Gather up every line that includes the string "image".

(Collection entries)
%%
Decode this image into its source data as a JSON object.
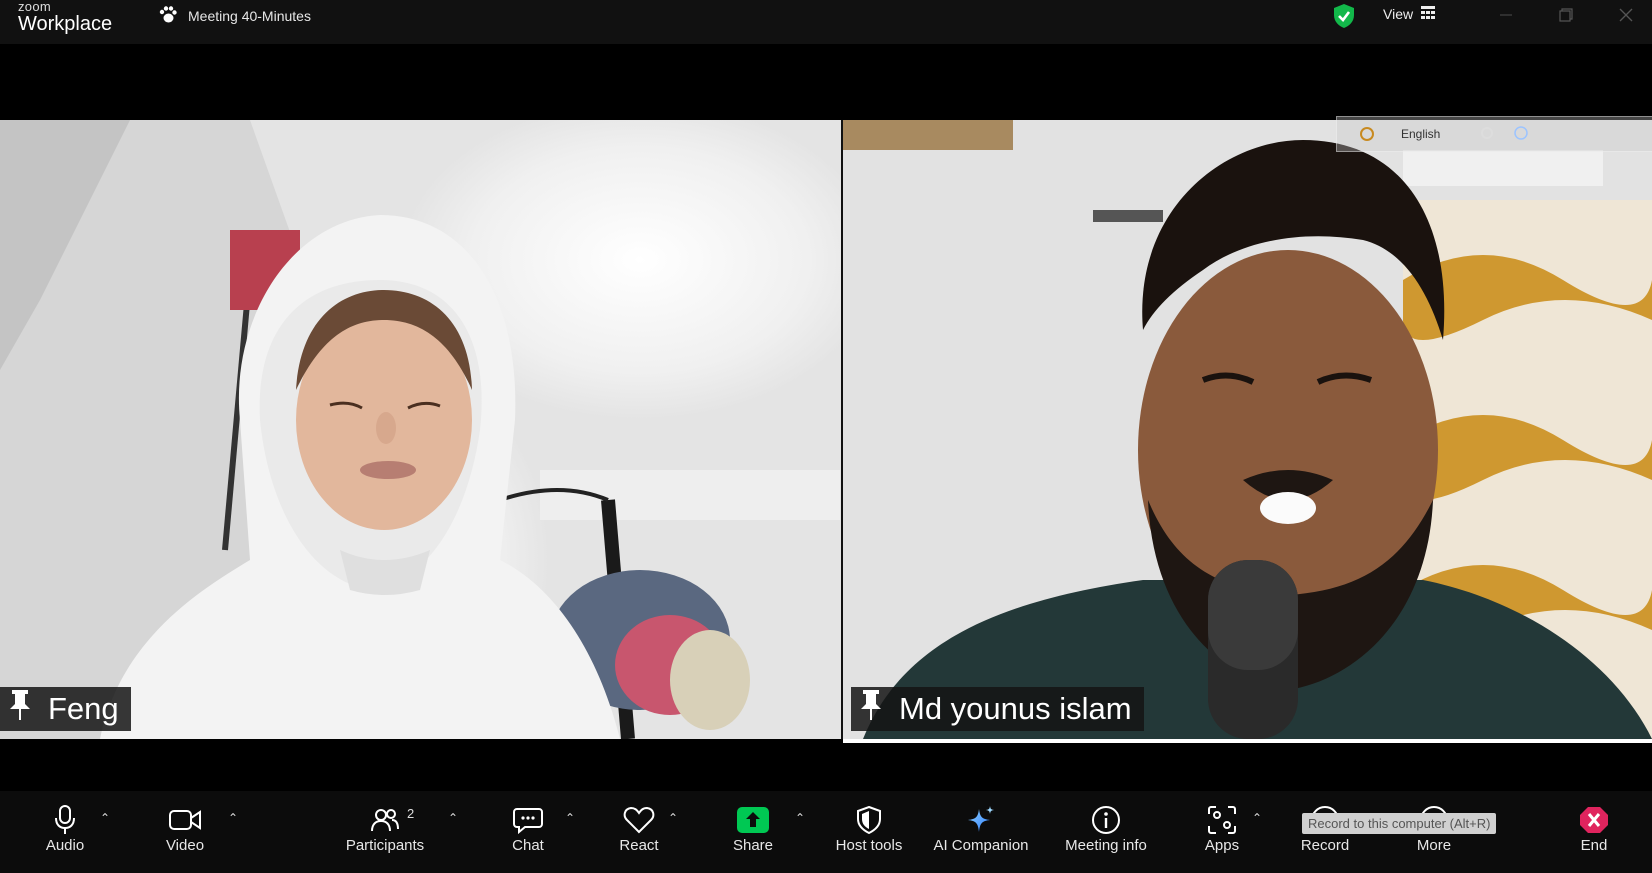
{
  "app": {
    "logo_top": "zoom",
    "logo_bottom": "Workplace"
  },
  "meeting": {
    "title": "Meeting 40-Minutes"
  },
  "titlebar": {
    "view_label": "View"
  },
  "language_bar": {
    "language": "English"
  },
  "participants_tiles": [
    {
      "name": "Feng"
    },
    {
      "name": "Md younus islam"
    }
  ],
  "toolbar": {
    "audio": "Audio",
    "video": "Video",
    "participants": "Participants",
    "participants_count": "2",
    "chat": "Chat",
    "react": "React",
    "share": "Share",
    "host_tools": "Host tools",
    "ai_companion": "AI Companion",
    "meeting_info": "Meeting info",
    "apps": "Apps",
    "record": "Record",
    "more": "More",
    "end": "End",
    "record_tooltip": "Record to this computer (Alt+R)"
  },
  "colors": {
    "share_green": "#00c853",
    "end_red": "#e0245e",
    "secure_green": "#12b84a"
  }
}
%%
%%
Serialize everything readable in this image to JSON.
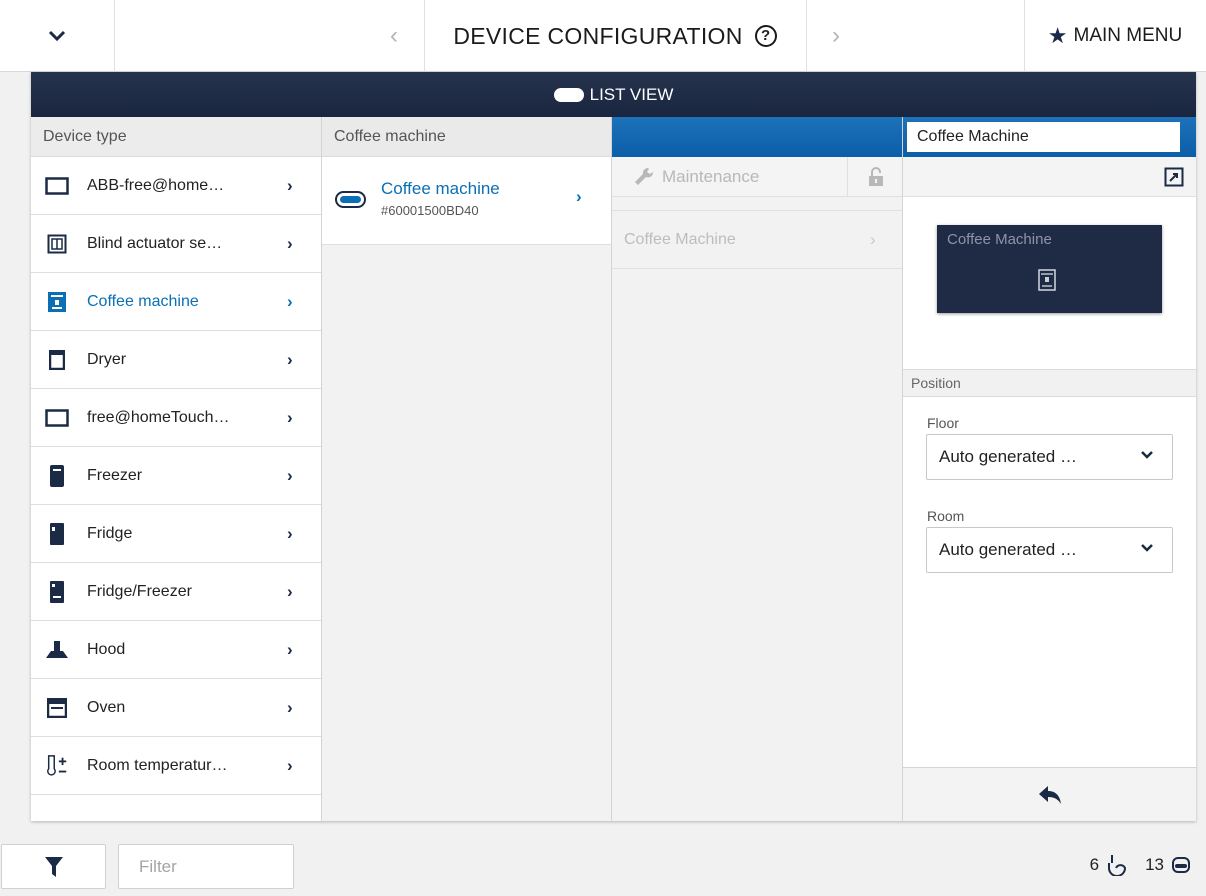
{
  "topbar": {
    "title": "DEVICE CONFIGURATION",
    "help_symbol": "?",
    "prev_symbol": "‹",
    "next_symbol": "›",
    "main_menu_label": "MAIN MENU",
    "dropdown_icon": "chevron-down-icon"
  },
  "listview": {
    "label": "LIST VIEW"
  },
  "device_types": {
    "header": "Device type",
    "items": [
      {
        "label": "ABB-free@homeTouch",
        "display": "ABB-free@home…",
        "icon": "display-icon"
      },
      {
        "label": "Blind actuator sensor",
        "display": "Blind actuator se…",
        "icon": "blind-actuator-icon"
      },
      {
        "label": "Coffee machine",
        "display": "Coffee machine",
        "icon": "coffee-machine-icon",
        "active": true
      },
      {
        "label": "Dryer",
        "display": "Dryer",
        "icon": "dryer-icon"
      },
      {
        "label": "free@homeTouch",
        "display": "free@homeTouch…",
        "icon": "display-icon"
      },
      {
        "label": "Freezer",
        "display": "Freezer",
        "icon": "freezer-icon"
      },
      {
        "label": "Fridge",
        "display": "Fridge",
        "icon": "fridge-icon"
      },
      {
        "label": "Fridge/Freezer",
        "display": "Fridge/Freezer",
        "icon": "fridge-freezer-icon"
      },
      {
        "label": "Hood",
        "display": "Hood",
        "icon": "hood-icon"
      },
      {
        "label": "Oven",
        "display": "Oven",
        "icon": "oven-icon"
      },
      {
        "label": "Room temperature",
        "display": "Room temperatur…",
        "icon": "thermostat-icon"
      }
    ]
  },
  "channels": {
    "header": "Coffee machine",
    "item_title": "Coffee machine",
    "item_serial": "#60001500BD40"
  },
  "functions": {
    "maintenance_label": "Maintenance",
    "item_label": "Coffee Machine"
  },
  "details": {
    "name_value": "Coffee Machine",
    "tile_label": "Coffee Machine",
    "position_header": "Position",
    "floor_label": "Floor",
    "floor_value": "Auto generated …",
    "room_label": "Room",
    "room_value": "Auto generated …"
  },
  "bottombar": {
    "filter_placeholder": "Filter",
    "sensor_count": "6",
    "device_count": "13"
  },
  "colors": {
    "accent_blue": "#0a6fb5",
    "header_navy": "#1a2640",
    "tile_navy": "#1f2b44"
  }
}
%%
%%
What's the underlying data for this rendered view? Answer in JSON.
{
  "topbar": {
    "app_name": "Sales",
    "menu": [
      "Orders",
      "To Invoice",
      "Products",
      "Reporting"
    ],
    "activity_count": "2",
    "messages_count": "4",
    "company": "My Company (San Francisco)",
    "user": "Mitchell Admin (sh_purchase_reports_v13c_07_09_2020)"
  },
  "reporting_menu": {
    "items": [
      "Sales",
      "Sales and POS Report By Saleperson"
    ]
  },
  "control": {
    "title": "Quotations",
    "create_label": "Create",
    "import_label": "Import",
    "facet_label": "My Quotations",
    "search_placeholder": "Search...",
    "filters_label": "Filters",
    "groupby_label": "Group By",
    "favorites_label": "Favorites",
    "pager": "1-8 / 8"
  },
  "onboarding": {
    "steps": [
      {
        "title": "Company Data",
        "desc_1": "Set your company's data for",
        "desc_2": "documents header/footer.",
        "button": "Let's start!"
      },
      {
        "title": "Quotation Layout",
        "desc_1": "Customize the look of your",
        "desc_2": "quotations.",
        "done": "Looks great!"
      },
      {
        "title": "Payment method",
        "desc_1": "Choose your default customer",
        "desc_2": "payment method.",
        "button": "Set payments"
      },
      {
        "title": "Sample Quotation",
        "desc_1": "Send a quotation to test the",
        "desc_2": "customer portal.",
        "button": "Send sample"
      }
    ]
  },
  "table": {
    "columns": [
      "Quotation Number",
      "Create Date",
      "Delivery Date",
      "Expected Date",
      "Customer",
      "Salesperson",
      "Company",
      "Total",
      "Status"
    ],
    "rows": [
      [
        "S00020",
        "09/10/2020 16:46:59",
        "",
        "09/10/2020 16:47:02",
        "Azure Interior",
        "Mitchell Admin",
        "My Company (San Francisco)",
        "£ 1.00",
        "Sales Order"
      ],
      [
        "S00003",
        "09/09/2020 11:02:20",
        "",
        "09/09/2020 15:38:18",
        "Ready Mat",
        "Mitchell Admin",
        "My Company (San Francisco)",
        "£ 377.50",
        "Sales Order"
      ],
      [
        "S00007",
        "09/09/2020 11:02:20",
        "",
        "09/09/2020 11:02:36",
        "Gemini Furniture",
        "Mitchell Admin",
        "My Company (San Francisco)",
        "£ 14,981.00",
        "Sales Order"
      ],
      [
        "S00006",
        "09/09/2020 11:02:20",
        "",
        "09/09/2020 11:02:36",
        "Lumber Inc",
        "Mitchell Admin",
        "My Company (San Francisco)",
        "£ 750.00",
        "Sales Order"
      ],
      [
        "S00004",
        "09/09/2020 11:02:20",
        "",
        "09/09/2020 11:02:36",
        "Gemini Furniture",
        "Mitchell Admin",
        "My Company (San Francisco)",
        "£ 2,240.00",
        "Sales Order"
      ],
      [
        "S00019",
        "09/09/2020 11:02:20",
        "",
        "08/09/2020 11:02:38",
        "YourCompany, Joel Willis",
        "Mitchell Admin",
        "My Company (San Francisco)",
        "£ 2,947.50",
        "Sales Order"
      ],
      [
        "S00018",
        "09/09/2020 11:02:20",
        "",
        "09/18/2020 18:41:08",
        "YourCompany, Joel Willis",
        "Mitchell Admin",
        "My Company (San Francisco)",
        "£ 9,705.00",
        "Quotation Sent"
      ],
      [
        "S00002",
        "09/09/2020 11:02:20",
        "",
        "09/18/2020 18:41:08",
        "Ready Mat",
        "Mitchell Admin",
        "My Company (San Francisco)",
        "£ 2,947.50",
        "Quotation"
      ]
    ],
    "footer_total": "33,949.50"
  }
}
%%
* _Worked answer_
Decode this image into its source data as a JSON object.
Serialize everything readable in this image to JSON.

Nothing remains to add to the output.